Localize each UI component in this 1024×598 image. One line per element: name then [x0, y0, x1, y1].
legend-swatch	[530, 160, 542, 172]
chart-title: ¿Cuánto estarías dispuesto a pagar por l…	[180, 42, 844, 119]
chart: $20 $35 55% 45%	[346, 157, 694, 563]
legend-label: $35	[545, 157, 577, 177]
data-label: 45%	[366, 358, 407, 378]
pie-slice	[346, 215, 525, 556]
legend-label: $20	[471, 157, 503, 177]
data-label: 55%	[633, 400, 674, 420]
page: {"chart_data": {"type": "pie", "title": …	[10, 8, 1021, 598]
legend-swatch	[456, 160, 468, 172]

■ Your objective
Reproduce all of the rows above verbatim, keeping each line intact and in its original order.

■ Written solution
Localize each UI component in this 1024×598 image. One line per element: name then [x0, y0, x1, y1].
legend-swatch	[530, 160, 542, 172]
chart-title: ¿Cuánto estarías dispuesto a pagar por l…	[180, 42, 844, 119]
chart: $20 $35 55% 45%	[346, 157, 694, 563]
legend-label: $35	[545, 157, 577, 177]
data-label: 45%	[366, 358, 407, 378]
pie-slice	[346, 215, 525, 556]
legend-label: $20	[471, 157, 503, 177]
data-label: 55%	[633, 400, 674, 420]
page: {"chart_data": {"type": "pie", "title": …	[10, 8, 1021, 598]
legend-swatch	[456, 160, 468, 172]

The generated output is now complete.